§ Task brief
Seek out every line containing the word "single", and copy each.

§ Input rows

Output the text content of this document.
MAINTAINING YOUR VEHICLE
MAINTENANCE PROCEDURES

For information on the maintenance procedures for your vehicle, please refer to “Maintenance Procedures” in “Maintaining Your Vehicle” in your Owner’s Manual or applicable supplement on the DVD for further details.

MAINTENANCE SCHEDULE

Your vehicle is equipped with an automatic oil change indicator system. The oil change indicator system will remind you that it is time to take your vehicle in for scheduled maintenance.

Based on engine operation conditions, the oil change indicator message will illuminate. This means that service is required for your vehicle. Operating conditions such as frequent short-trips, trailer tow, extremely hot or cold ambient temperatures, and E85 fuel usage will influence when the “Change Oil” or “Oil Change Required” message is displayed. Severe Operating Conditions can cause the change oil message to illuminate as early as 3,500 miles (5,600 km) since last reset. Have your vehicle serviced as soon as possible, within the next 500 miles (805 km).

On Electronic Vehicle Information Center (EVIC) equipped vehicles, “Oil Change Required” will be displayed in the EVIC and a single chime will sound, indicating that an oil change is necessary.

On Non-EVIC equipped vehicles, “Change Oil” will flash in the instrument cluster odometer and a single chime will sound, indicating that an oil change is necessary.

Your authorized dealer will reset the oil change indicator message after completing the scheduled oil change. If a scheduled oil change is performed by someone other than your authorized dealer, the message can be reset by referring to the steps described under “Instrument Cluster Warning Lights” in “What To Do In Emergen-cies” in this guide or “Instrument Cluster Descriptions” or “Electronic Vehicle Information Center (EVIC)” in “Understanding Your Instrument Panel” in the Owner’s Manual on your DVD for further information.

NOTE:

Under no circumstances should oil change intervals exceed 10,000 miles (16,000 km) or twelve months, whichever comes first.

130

§ Exercise result
On Electronic Vehicle Information Center (EVIC) equipped vehicles, “Oil Change Required” will be displayed in the EVIC and a single chime will sound, indicating that an oil change is necessary.
On Non-EVIC equipped vehicles, “Change Oil” will flash in the instrument cluster odometer and a single chime will sound, indicating that an oil change is necessary.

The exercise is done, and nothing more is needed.